(Dataset records)
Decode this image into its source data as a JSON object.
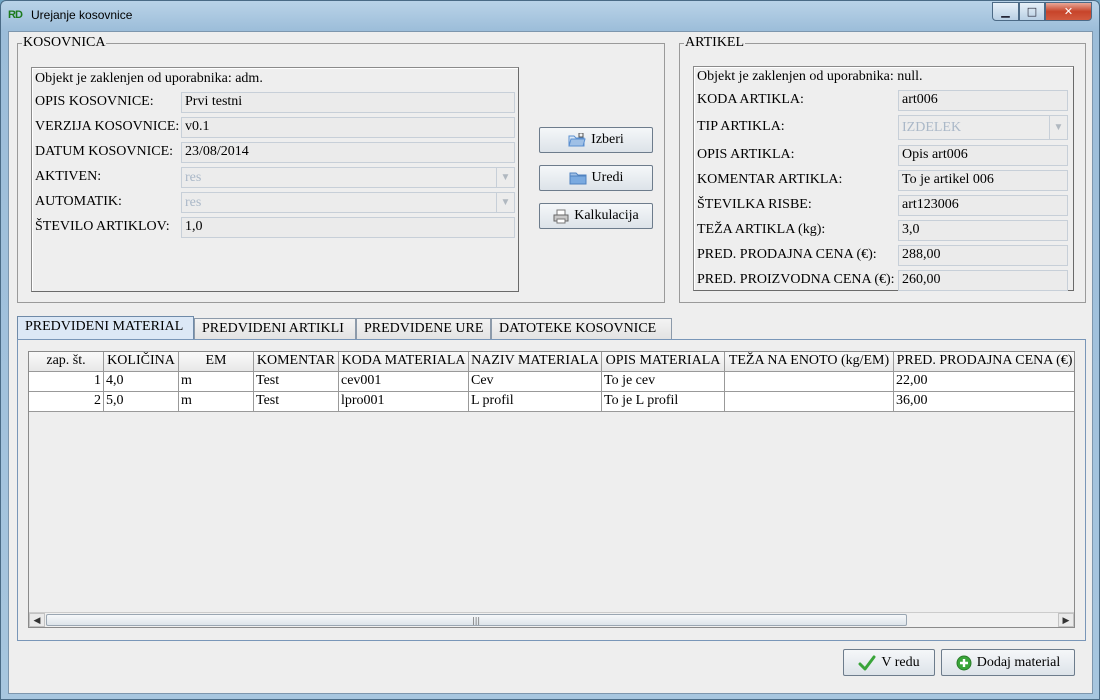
{
  "window": {
    "app_logo": "RD",
    "title": "Urejanje kosovnice",
    "min_glyph": "▁",
    "max_glyph": "□",
    "close_glyph": "✕"
  },
  "kosovnica": {
    "group_title": "KOSOVNICA",
    "lock_text": "Objekt je zaklenjen od uporabnika: adm.",
    "opis_label": "OPIS KOSOVNICE:",
    "opis_value": "Prvi testni",
    "verzija_label": "VERZIJA KOSOVNICE:",
    "verzija_value": "v0.1",
    "datum_label": "DATUM KOSOVNICE:",
    "datum_value": "23/08/2014",
    "aktiven_label": "AKTIVEN:",
    "aktiven_value": "res",
    "automatik_label": "AUTOMATIK:",
    "automatik_value": "res",
    "stevilo_label": "ŠTEVILO ARTIKLOV:",
    "stevilo_value": "1,0"
  },
  "actions": {
    "izberi": "Izberi",
    "uredi": "Uredi",
    "kalkulacija": "Kalkulacija"
  },
  "artikel": {
    "group_title": "ARTIKEL",
    "lock_text": "Objekt je zaklenjen od uporabnika: null.",
    "koda_label": "KODA ARTIKLA:",
    "koda_value": "art006",
    "tip_label": "TIP ARTIKLA:",
    "tip_value": "IZDELEK",
    "opis_label": "OPIS ARTIKLA:",
    "opis_value": "Opis art006",
    "komentar_label": "KOMENTAR ARTIKLA:",
    "komentar_value": "To je artikel 006",
    "risba_label": "ŠTEVILKA RISBE:",
    "risba_value": "art123006",
    "teza_label": "TEŽA ARTIKLA (kg):",
    "teza_value": "3,0",
    "prodajna_label": "PRED. PRODAJNA CENA (€):",
    "prodajna_value": "288,00",
    "proizvodna_label": "PRED. PROIZVODNA CENA (€):",
    "proizvodna_value": "260,00"
  },
  "tabs": [
    {
      "label": "PREDVIDENI MATERIAL",
      "active": true
    },
    {
      "label": "PREDVIDENI ARTIKLI",
      "active": false
    },
    {
      "label": "PREDVIDENE URE",
      "active": false
    },
    {
      "label": "DATOTEKE KOSOVNICE",
      "active": false
    }
  ],
  "table": {
    "columns": [
      "zap. št.",
      "KOLIČINA",
      "EM",
      "KOMENTAR",
      "KODA MATERIALA",
      "NAZIV MATERIALA",
      "OPIS MATERIALA",
      "TEŽA NA ENOTO (kg/EM)",
      "PRED. PRODAJNA CENA (€)"
    ],
    "rows": [
      [
        "1",
        "4,0",
        "m",
        "Test",
        "cev001",
        "Cev",
        "To je cev",
        "",
        "22,00"
      ],
      [
        "2",
        "5,0",
        "m",
        "Test",
        "lpro001",
        "L profil",
        "To je L profil",
        "",
        "36,00"
      ]
    ]
  },
  "footer": {
    "ok": "V redu",
    "add": "Dodaj material"
  },
  "colors": {
    "ok_icon": "#3aa53a",
    "add_icon": "#3aa53a",
    "folder_icon": "#5a8fd0"
  }
}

▶ **Instruction**: Leave out the pictures and transcribe the entries above exactly.

▶ **Finished task**:
Decode this image into its source data as a JSON object.
{
  "window": {
    "app_logo": "RD",
    "title": "Urejanje kosovnice",
    "min_glyph": "▁",
    "max_glyph": "□",
    "close_glyph": "✕"
  },
  "kosovnica": {
    "group_title": "KOSOVNICA",
    "lock_text": "Objekt je zaklenjen od uporabnika: adm.",
    "opis_label": "OPIS KOSOVNICE:",
    "opis_value": "Prvi testni",
    "verzija_label": "VERZIJA KOSOVNICE:",
    "verzija_value": "v0.1",
    "datum_label": "DATUM KOSOVNICE:",
    "datum_value": "23/08/2014",
    "aktiven_label": "AKTIVEN:",
    "aktiven_value": "res",
    "automatik_label": "AUTOMATIK:",
    "automatik_value": "res",
    "stevilo_label": "ŠTEVILO ARTIKLOV:",
    "stevilo_value": "1,0"
  },
  "actions": {
    "izberi": "Izberi",
    "uredi": "Uredi",
    "kalkulacija": "Kalkulacija"
  },
  "artikel": {
    "group_title": "ARTIKEL",
    "lock_text": "Objekt je zaklenjen od uporabnika: null.",
    "koda_label": "KODA ARTIKLA:",
    "koda_value": "art006",
    "tip_label": "TIP ARTIKLA:",
    "tip_value": "IZDELEK",
    "opis_label": "OPIS ARTIKLA:",
    "opis_value": "Opis art006",
    "komentar_label": "KOMENTAR ARTIKLA:",
    "komentar_value": "To je artikel 006",
    "risba_label": "ŠTEVILKA RISBE:",
    "risba_value": "art123006",
    "teza_label": "TEŽA ARTIKLA (kg):",
    "teza_value": "3,0",
    "prodajna_label": "PRED. PRODAJNA CENA (€):",
    "prodajna_value": "288,00",
    "proizvodna_label": "PRED. PROIZVODNA CENA (€):",
    "proizvodna_value": "260,00"
  },
  "tabs": [
    {
      "label": "PREDVIDENI MATERIAL",
      "active": true
    },
    {
      "label": "PREDVIDENI ARTIKLI",
      "active": false
    },
    {
      "label": "PREDVIDENE URE",
      "active": false
    },
    {
      "label": "DATOTEKE KOSOVNICE",
      "active": false
    }
  ],
  "table": {
    "columns": [
      "zap. št.",
      "KOLIČINA",
      "EM",
      "KOMENTAR",
      "KODA MATERIALA",
      "NAZIV MATERIALA",
      "OPIS MATERIALA",
      "TEŽA NA ENOTO (kg/EM)",
      "PRED. PRODAJNA CENA (€)"
    ],
    "rows": [
      [
        "1",
        "4,0",
        "m",
        "Test",
        "cev001",
        "Cev",
        "To je cev",
        "",
        "22,00"
      ],
      [
        "2",
        "5,0",
        "m",
        "Test",
        "lpro001",
        "L profil",
        "To je L profil",
        "",
        "36,00"
      ]
    ]
  },
  "footer": {
    "ok": "V redu",
    "add": "Dodaj material"
  },
  "colors": {
    "ok_icon": "#3aa53a",
    "add_icon": "#3aa53a",
    "folder_icon": "#5a8fd0"
  }
}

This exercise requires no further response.